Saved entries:
<<<<

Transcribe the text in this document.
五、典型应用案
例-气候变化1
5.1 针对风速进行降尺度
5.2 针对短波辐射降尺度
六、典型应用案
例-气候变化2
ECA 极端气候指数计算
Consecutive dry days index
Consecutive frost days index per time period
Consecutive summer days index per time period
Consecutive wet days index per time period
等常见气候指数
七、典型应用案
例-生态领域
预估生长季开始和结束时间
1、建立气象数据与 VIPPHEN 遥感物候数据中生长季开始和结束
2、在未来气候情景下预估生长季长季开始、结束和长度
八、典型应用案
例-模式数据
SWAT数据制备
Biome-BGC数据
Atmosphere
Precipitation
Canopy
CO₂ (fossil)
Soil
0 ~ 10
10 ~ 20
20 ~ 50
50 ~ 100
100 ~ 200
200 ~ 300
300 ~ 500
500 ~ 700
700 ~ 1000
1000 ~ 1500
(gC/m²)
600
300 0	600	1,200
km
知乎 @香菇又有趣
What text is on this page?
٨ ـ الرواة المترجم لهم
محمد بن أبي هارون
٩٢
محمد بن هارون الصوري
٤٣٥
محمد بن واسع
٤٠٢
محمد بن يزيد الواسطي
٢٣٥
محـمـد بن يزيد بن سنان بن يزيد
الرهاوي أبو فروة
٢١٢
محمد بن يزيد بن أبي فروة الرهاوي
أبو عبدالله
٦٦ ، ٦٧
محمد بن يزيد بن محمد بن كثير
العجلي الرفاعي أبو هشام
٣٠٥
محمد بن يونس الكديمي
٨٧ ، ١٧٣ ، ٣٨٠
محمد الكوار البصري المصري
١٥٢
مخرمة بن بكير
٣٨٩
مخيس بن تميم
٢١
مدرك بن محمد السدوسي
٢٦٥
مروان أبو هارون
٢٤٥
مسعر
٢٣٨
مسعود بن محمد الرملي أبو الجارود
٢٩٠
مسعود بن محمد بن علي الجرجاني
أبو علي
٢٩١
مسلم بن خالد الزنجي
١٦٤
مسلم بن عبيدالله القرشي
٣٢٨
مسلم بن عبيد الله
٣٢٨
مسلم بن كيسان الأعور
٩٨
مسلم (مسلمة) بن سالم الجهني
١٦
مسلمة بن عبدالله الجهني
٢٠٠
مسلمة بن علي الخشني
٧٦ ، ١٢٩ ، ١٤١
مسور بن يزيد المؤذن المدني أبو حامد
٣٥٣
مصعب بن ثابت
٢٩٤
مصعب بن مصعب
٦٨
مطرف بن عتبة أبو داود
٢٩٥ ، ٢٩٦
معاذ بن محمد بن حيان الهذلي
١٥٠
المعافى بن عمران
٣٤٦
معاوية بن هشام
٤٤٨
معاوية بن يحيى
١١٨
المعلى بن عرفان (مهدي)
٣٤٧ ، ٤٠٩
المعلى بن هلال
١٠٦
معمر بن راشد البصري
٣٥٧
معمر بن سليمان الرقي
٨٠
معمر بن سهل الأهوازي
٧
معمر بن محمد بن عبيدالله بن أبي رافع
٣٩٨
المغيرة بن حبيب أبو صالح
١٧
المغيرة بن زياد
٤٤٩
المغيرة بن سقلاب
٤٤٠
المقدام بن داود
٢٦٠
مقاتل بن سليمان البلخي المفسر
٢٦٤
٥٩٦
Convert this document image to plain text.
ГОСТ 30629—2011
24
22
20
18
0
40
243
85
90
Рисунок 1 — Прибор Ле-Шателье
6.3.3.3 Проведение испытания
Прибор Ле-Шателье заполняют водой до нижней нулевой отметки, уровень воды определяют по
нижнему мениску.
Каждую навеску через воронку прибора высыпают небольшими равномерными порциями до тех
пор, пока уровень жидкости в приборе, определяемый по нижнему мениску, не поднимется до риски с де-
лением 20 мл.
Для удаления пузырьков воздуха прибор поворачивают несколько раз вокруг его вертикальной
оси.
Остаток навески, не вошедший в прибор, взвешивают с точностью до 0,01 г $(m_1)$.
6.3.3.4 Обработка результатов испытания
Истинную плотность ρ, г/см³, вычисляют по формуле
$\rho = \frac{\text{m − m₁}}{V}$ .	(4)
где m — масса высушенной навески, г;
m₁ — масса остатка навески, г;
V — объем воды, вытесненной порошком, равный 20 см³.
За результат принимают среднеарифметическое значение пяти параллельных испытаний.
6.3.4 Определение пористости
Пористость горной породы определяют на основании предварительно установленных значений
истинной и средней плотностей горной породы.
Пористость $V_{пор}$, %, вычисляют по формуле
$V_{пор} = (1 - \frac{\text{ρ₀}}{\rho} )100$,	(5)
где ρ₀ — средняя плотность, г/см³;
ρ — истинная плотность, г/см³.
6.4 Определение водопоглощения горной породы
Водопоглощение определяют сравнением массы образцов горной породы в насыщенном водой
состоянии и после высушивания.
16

>>>>

Extract all lines as given.

Transcribe the text in this document.
五、典型应用案
例-气候变化1
5.1 针对风速进行降尺度
5.2 针对短波辐射降尺度
六、典型应用案
例-气候变化2
ECA 极端气候指数计算
Consecutive dry days index
Consecutive frost days index per time period
Consecutive summer days index per time period
Consecutive wet days index per time period
等常见气候指数
七、典型应用案
例-生态领域
预估生长季开始和结束时间
1、建立气象数据与 VIPPHEN 遥感物候数据中生长季开始和结束
2、在未来气候情景下预估生长季长季开始、结束和长度
八、典型应用案
例-模式数据
SWAT数据制备
Biome-BGC数据
Atmosphere
Precipitation
Canopy
CO₂ (fossil)
Soil
0 ~ 10
10 ~ 20
20 ~ 50
50 ~ 100
100 ~ 200
200 ~ 300
300 ~ 500
500 ~ 700
700 ~ 1000
1000 ~ 1500
(gC/m²)
600
300 0	600	1,200
km
知乎 @香菇又有趣
What text is on this page?
٨ ـ الرواة المترجم لهم
محمد بن أبي هارون
٩٢
محمد بن هارون الصوري
٤٣٥
محمد بن واسع
٤٠٢
محمد بن يزيد الواسطي
٢٣٥
محـمـد بن يزيد بن سنان بن يزيد
الرهاوي أبو فروة
٢١٢
محمد بن يزيد بن أبي فروة الرهاوي
أبو عبدالله
٦٦ ، ٦٧
محمد بن يزيد بن محمد بن كثير
العجلي الرفاعي أبو هشام
٣٠٥
محمد بن يونس الكديمي
٨٧ ، ١٧٣ ، ٣٨٠
محمد الكوار البصري المصري
١٥٢
مخرمة بن بكير
٣٨٩
مخيس بن تميم
٢١
مدرك بن محمد السدوسي
٢٦٥
مروان أبو هارون
٢٤٥
مسعر
٢٣٨
مسعود بن محمد الرملي أبو الجارود
٢٩٠
مسعود بن محمد بن علي الجرجاني
أبو علي
٢٩١
مسلم بن خالد الزنجي
١٦٤
مسلم بن عبيدالله القرشي
٣٢٨
مسلم بن عبيد الله
٣٢٨
مسلم بن كيسان الأعور
٩٨
مسلم (مسلمة) بن سالم الجهني
١٦
مسلمة بن عبدالله الجهني
٢٠٠
مسلمة بن علي الخشني
٧٦ ، ١٢٩ ، ١٤١
مسور بن يزيد المؤذن المدني أبو حامد
٣٥٣
مصعب بن ثابت
٢٩٤
مصعب بن مصعب
٦٨
مطرف بن عتبة أبو داود
٢٩٥ ، ٢٩٦
معاذ بن محمد بن حيان الهذلي
١٥٠
المعافى بن عمران
٣٤٦
معاوية بن هشام
٤٤٨
معاوية بن يحيى
١١٨
المعلى بن عرفان (مهدي)
٣٤٧ ، ٤٠٩
المعلى بن هلال
١٠٦
معمر بن راشد البصري
٣٥٧
معمر بن سليمان الرقي
٨٠
معمر بن سهل الأهوازي
٧
معمر بن محمد بن عبيدالله بن أبي رافع
٣٩٨
المغيرة بن حبيب أبو صالح
١٧
المغيرة بن زياد
٤٤٩
المغيرة بن سقلاب
٤٤٠
المقدام بن داود
٢٦٠
مقاتل بن سليمان البلخي المفسر
٢٦٤
٥٩٦
Convert this document image to plain text.
ГОСТ 30629—2011
24
22
20
18
0
40
243
85
90
Рисунок 1 — Прибор Ле-Шателье
6.3.3.3 Проведение испытания
Прибор Ле-Шателье заполняют водой до нижней нулевой отметки, уровень воды определяют по
нижнему мениску.
Каждую навеску через воронку прибора высыпают небольшими равномерными порциями до тех
пор, пока уровень жидкости в приборе, определяемый по нижнему мениску, не поднимется до риски с де-
лением 20 мл.
Для удаления пузырьков воздуха прибор поворачивают несколько раз вокруг его вертикальной
оси.
Остаток навески, не вошедший в прибор, взвешивают с точностью до 0,01 г $(m_1)$.
6.3.3.4 Обработка результатов испытания
Истинную плотность ρ, г/см³, вычисляют по формуле
$\rho = \frac{\text{m − m₁}}{V}$ .	(4)
где m — масса высушенной навески, г;
m₁ — масса остатка навески, г;
V — объем воды, вытесненной порошком, равный 20 см³.
За результат принимают среднеарифметическое значение пяти параллельных испытаний.
6.3.4 Определение пористости
Пористость горной породы определяют на основании предварительно установленных значений
истинной и средней плотностей горной породы.
Пористость $V_{пор}$, %, вычисляют по формуле
$V_{пор} = (1 - \frac{\text{ρ₀}}{\rho} )100$,	(5)
где ρ₀ — средняя плотность, г/см³;
ρ — истинная плотность, г/см³.
6.4 Определение водопоглощения горной породы
Водопоглощение определяют сравнением массы образцов горной породы в насыщенном водой
состоянии и после высушивания.
16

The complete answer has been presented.